Problem to solve → Omit all pictures and give the records below again exactly as written.

Raw records →
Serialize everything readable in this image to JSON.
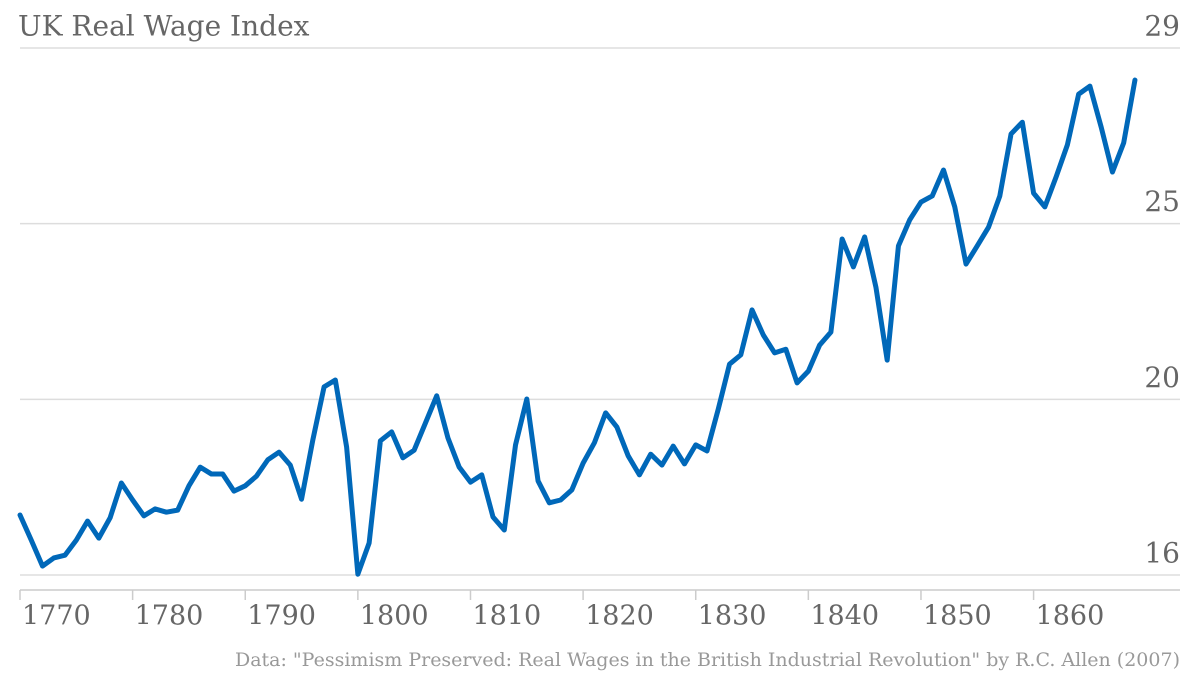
{
  "chart_data": {
    "type": "line",
    "title": "UK Real Wage Index",
    "source": "Data: \"Pessimism Preserved: Real Wages in the British Industrial Revolution\" by R.C. Allen (2007)",
    "x": [
      1770,
      1771,
      1772,
      1773,
      1774,
      1775,
      1776,
      1777,
      1778,
      1779,
      1780,
      1781,
      1782,
      1783,
      1784,
      1785,
      1786,
      1787,
      1788,
      1789,
      1790,
      1791,
      1792,
      1793,
      1794,
      1795,
      1796,
      1797,
      1798,
      1799,
      1800,
      1801,
      1802,
      1803,
      1804,
      1805,
      1806,
      1807,
      1808,
      1809,
      1810,
      1811,
      1812,
      1813,
      1814,
      1815,
      1816,
      1817,
      1818,
      1819,
      1820,
      1821,
      1822,
      1823,
      1824,
      1825,
      1826,
      1827,
      1828,
      1829,
      1830,
      1831,
      1832,
      1833,
      1834,
      1835,
      1836,
      1837,
      1838,
      1839,
      1840,
      1841,
      1842,
      1843,
      1844,
      1845,
      1846,
      1847,
      1848,
      1849,
      1850,
      1851,
      1852,
      1853,
      1854,
      1855,
      1856,
      1857,
      1858,
      1859,
      1860,
      1861,
      1862,
      1863,
      1864,
      1865,
      1866,
      1867,
      1868,
      1869
    ],
    "series": [
      {
        "name": "UK Real Wage Index",
        "color": "#0068b9",
        "values": [
          17.48,
          16.86,
          16.22,
          16.42,
          16.49,
          16.86,
          17.33,
          16.91,
          17.41,
          18.27,
          17.85,
          17.46,
          17.63,
          17.55,
          17.6,
          18.2,
          18.66,
          18.49,
          18.49,
          18.07,
          18.2,
          18.44,
          18.84,
          19.03,
          18.71,
          17.87,
          19.33,
          20.64,
          20.81,
          19.16,
          16.02,
          16.79,
          19.31,
          19.53,
          18.89,
          19.08,
          19.75,
          20.42,
          19.38,
          18.66,
          18.29,
          18.47,
          17.43,
          17.11,
          19.21,
          20.34,
          18.32,
          17.78,
          17.85,
          18.1,
          18.76,
          19.26,
          20.0,
          19.65,
          18.94,
          18.47,
          18.98,
          18.71,
          19.18,
          18.74,
          19.21,
          19.06,
          20.09,
          21.2,
          21.43,
          22.54,
          21.92,
          21.48,
          21.57,
          20.74,
          21.03,
          21.67,
          21.99,
          24.29,
          23.6,
          24.34,
          23.1,
          21.3,
          24.12,
          24.76,
          25.2,
          25.35,
          25.99,
          25.08,
          23.67,
          24.12,
          24.58,
          25.35,
          26.88,
          27.17,
          25.42,
          25.08,
          25.82,
          26.61,
          27.86,
          28.06,
          27.05,
          25.94,
          26.66,
          28.21
        ]
      }
    ],
    "xlim": [
      1770,
      1873
    ],
    "xticks": [
      1770,
      1780,
      1790,
      1800,
      1810,
      1820,
      1830,
      1840,
      1850,
      1860
    ],
    "ylim": [
      16,
      29
    ],
    "yticks": [
      16,
      {
        "value": 20.333,
        "label": "20"
      },
      {
        "value": 24.667,
        "label": "25"
      },
      29
    ],
    "grid": true
  }
}
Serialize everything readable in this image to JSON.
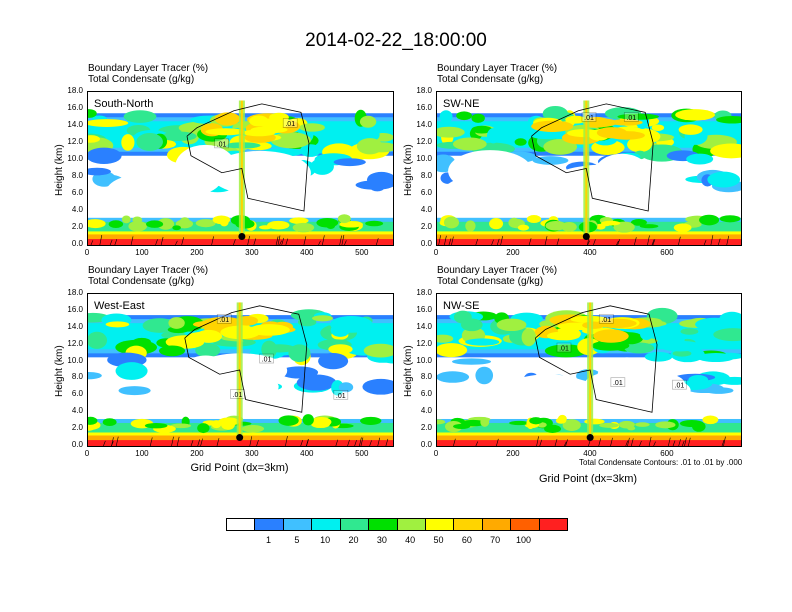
{
  "title": "2014-02-22_18:00:00",
  "x_axis_title": "Grid Point (dx=3km)",
  "y_axis_title": "Height (km)",
  "contour_note": "Total Condensate Contours: .01 to .01 by .000",
  "colorbar": {
    "colors": [
      "#ffffff",
      "#2a80ff",
      "#40c0ff",
      "#00f0f0",
      "#30e890",
      "#00e000",
      "#a0f040",
      "#ffff00",
      "#ffd400",
      "#ffaa00",
      "#ff6000",
      "#ff2020"
    ],
    "labels": [
      "1",
      "5",
      "10",
      "20",
      "30",
      "40",
      "50",
      "60",
      "70",
      "100"
    ]
  },
  "chart_data": [
    {
      "type": "heatmap",
      "region": "South-North",
      "title_line1": "Boundary Layer Tracer   (%)",
      "title_line2": "Total Condensate   (g/kg)",
      "xlim": [
        0,
        555
      ],
      "ylim": [
        0,
        18
      ],
      "xticks": [
        "0",
        "100",
        "200",
        "300",
        "400",
        "500"
      ],
      "yticks": [
        "0.0",
        "2.0",
        "4.0",
        "6.0",
        "8.0",
        "10.0",
        "12.0",
        "14.0",
        "16.0",
        "18.0"
      ],
      "contour_labels": [
        {
          "text": ".01",
          "x": 243,
          "y": 11.9
        },
        {
          "text": ".01",
          "x": 368,
          "y": 14.3
        }
      ],
      "marker": {
        "x": 280,
        "y": 1.0
      }
    },
    {
      "type": "heatmap",
      "region": "SW-NE",
      "title_line1": "Boundary Layer Tracer   (%)",
      "title_line2": "Total Condensate   (g/kg)",
      "xlim": [
        0,
        790
      ],
      "ylim": [
        0,
        18
      ],
      "xticks": [
        "0",
        "200",
        "400",
        "600"
      ],
      "yticks": [
        "0.0",
        "2.0",
        "4.0",
        "6.0",
        "8.0",
        "10.0",
        "12.0",
        "14.0",
        "16.0",
        "18.0"
      ],
      "contour_labels": [
        {
          "text": ".01",
          "x": 395,
          "y": 15.0
        },
        {
          "text": ".01",
          "x": 505,
          "y": 15.0
        }
      ],
      "marker": {
        "x": 388,
        "y": 1.0
      }
    },
    {
      "type": "heatmap",
      "region": "West-East",
      "title_line1": "Boundary Layer Tracer   (%)",
      "title_line2": "Total Condensate   (g/kg)",
      "xlim": [
        0,
        555
      ],
      "ylim": [
        0,
        18
      ],
      "xticks": [
        "0",
        "100",
        "200",
        "300",
        "400",
        "500"
      ],
      "yticks": [
        "0.0",
        "2.0",
        "4.0",
        "6.0",
        "8.0",
        "10.0",
        "12.0",
        "14.0",
        "16.0",
        "18.0"
      ],
      "contour_labels": [
        {
          "text": ".01",
          "x": 248,
          "y": 15.0
        },
        {
          "text": ".01",
          "x": 325,
          "y": 10.3
        },
        {
          "text": ".01",
          "x": 272,
          "y": 6.1
        },
        {
          "text": ".01",
          "x": 460,
          "y": 6.0
        }
      ],
      "marker": {
        "x": 276,
        "y": 1.0
      }
    },
    {
      "type": "heatmap",
      "region": "NW-SE",
      "title_line1": "Boundary Layer Tracer   (%)",
      "title_line2": "Total Condensate   (g/kg)",
      "xlim": [
        0,
        790
      ],
      "ylim": [
        0,
        18
      ],
      "xticks": [
        "0",
        "200",
        "400",
        "600"
      ],
      "yticks": [
        "0.0",
        "2.0",
        "4.0",
        "6.0",
        "8.0",
        "10.0",
        "12.0",
        "14.0",
        "16.0",
        "18.0"
      ],
      "contour_labels": [
        {
          "text": ".01",
          "x": 440,
          "y": 15.0
        },
        {
          "text": ".01",
          "x": 330,
          "y": 11.6
        },
        {
          "text": ".01",
          "x": 470,
          "y": 7.5
        },
        {
          "text": ".01",
          "x": 630,
          "y": 7.2
        }
      ],
      "marker": {
        "x": 398,
        "y": 1.0
      }
    }
  ]
}
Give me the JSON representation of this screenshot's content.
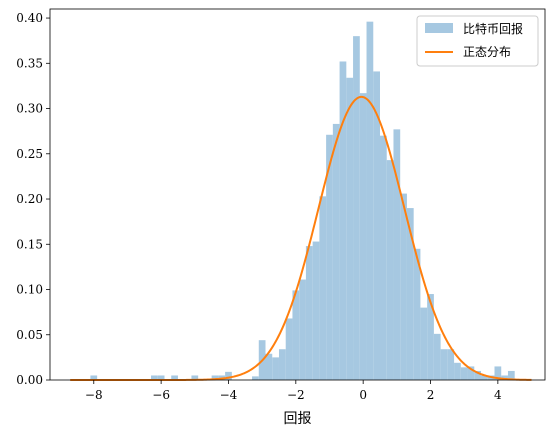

Solution →
Serialize everything readable in this image to JSON.
{
  "chart_data": {
    "type": "line",
    "title": "UK Real Wage Index",
    "source": "Data: \"Pessimism Preserved: Real Wages in the British Industrial Revolution\" by R.C. Allen (2007)",
    "x": [
      1770,
      1771,
      1772,
      1773,
      1774,
      1775,
      1776,
      1777,
      1778,
      1779,
      1780,
      1781,
      1782,
      1783,
      1784,
      1785,
      1786,
      1787,
      1788,
      1789,
      1790,
      1791,
      1792,
      1793,
      1794,
      1795,
      1796,
      1797,
      1798,
      1799,
      1800,
      1801,
      1802,
      1803,
      1804,
      1805,
      1806,
      1807,
      1808,
      1809,
      1810,
      1811,
      1812,
      1813,
      1814,
      1815,
      1816,
      1817,
      1818,
      1819,
      1820,
      1821,
      1822,
      1823,
      1824,
      1825,
      1826,
      1827,
      1828,
      1829,
      1830,
      1831,
      1832,
      1833,
      1834,
      1835,
      1836,
      1837,
      1838,
      1839,
      1840,
      1841,
      1842,
      1843,
      1844,
      1845,
      1846,
      1847,
      1848,
      1849,
      1850,
      1851,
      1852,
      1853,
      1854,
      1855,
      1856,
      1857,
      1858,
      1859,
      1860,
      1861,
      1862,
      1863,
      1864,
      1865,
      1866,
      1867,
      1868,
      1869
    ],
    "series": [
      {
        "name": "UK Real Wage Index",
        "color": "#0068b9",
        "values": [
          17.48,
          16.86,
          16.22,
          16.42,
          16.49,
          16.86,
          17.33,
          16.91,
          17.41,
          18.27,
          17.85,
          17.46,
          17.63,
          17.55,
          17.6,
          18.2,
          18.66,
          18.49,
          18.49,
          18.07,
          18.2,
          18.44,
          18.84,
          19.03,
          18.71,
          17.87,
          19.33,
          20.64,
          20.81,
          19.16,
          16.02,
          16.79,
          19.31,
          19.53,
          18.89,
          19.08,
          19.75,
          20.42,
          19.38,
          18.66,
          18.29,
          18.47,
          17.43,
          17.11,
          19.21,
          20.34,
          18.32,
          17.78,
          17.85,
          18.1,
          18.76,
          19.26,
          20.0,
          19.65,
          18.94,
          18.47,
          18.98,
          18.71,
          19.18,
          18.74,
          19.21,
          19.06,
          20.09,
          21.2,
          21.43,
          22.54,
          21.92,
          21.48,
          21.57,
          20.74,
          21.03,
          21.67,
          21.99,
          24.29,
          23.6,
          24.34,
          23.1,
          21.3,
          24.12,
          24.76,
          25.2,
          25.35,
          25.99,
          25.08,
          23.67,
          24.12,
          24.58,
          25.35,
          26.88,
          27.17,
          25.42,
          25.08,
          25.82,
          26.61,
          27.86,
          28.06,
          27.05,
          25.94,
          26.66,
          28.21
        ]
      }
    ],
    "xlim": [
      1770,
      1873
    ],
    "xticks": [
      1770,
      1780,
      1790,
      1800,
      1810,
      1820,
      1830,
      1840,
      1850,
      1860
    ],
    "ylim": [
      16,
      29
    ],
    "yticks": [
      16,
      {
        "value": 20.333,
        "label": "20"
      },
      {
        "value": 24.667,
        "label": "25"
      },
      29
    ],
    "grid": true
  }
}
Serialize everything readable in this image to JSON.
{
  "title": "2014-02-22_18:00:00",
  "x_axis_title": "Grid Point (dx=3km)",
  "y_axis_title": "Height (km)",
  "contour_note": "Total Condensate Contours: .01 to .01 by .000",
  "colorbar": {
    "colors": [
      "#ffffff",
      "#2a80ff",
      "#40c0ff",
      "#00f0f0",
      "#30e890",
      "#00e000",
      "#a0f040",
      "#ffff00",
      "#ffd400",
      "#ffaa00",
      "#ff6000",
      "#ff2020"
    ],
    "labels": [
      "1",
      "5",
      "10",
      "20",
      "30",
      "40",
      "50",
      "60",
      "70",
      "100"
    ]
  },
  "chart_data": [
    {
      "type": "heatmap",
      "region": "South-North",
      "title_line1": "Boundary Layer Tracer   (%)",
      "title_line2": "Total Condensate   (g/kg)",
      "xlim": [
        0,
        555
      ],
      "ylim": [
        0,
        18
      ],
      "xticks": [
        "0",
        "100",
        "200",
        "300",
        "400",
        "500"
      ],
      "yticks": [
        "0.0",
        "2.0",
        "4.0",
        "6.0",
        "8.0",
        "10.0",
        "12.0",
        "14.0",
        "16.0",
        "18.0"
      ],
      "contour_labels": [
        {
          "text": ".01",
          "x": 243,
          "y": 11.9
        },
        {
          "text": ".01",
          "x": 368,
          "y": 14.3
        }
      ],
      "marker": {
        "x": 280,
        "y": 1.0
      }
    },
    {
      "type": "heatmap",
      "region": "SW-NE",
      "title_line1": "Boundary Layer Tracer   (%)",
      "title_line2": "Total Condensate   (g/kg)",
      "xlim": [
        0,
        790
      ],
      "ylim": [
        0,
        18
      ],
      "xticks": [
        "0",
        "200",
        "400",
        "600"
      ],
      "yticks": [
        "0.0",
        "2.0",
        "4.0",
        "6.0",
        "8.0",
        "10.0",
        "12.0",
        "14.0",
        "16.0",
        "18.0"
      ],
      "contour_labels": [
        {
          "text": ".01",
          "x": 395,
          "y": 15.0
        },
        {
          "text": ".01",
          "x": 505,
          "y": 15.0
        }
      ],
      "marker": {
        "x": 388,
        "y": 1.0
      }
    },
    {
      "type": "heatmap",
      "region": "West-East",
      "title_line1": "Boundary Layer Tracer   (%)",
      "title_line2": "Total Condensate   (g/kg)",
      "xlim": [
        0,
        555
      ],
      "ylim": [
        0,
        18
      ],
      "xticks": [
        "0",
        "100",
        "200",
        "300",
        "400",
        "500"
      ],
      "yticks": [
        "0.0",
        "2.0",
        "4.0",
        "6.0",
        "8.0",
        "10.0",
        "12.0",
        "14.0",
        "16.0",
        "18.0"
      ],
      "contour_labels": [
        {
          "text": ".01",
          "x": 248,
          "y": 15.0
        },
        {
          "text": ".01",
          "x": 325,
          "y": 10.3
        },
        {
          "text": ".01",
          "x": 272,
          "y": 6.1
        },
        {
          "text": ".01",
          "x": 460,
          "y": 6.0
        }
      ],
      "marker": {
        "x": 276,
        "y": 1.0
      }
    },
    {
      "type": "heatmap",
      "region": "NW-SE",
      "title_line1": "Boundary Layer Tracer   (%)",
      "title_line2": "Total Condensate   (g/kg)",
      "xlim": [
        0,
        790
      ],
      "ylim": [
        0,
        18
      ],
      "xticks": [
        "0",
        "200",
        "400",
        "600"
      ],
      "yticks": [
        "0.0",
        "2.0",
        "4.0",
        "6.0",
        "8.0",
        "10.0",
        "12.0",
        "14.0",
        "16.0",
        "18.0"
      ],
      "contour_labels": [
        {
          "text": ".01",
          "x": 440,
          "y": 15.0
        },
        {
          "text": ".01",
          "x": 330,
          "y": 11.6
        },
        {
          "text": ".01",
          "x": 470,
          "y": 7.5
        },
        {
          "text": ".01",
          "x": 630,
          "y": 7.2
        }
      ],
      "marker": {
        "x": 398,
        "y": 1.0
      }
    }
  ]
}
Give me the JSON representation of this screenshot's content.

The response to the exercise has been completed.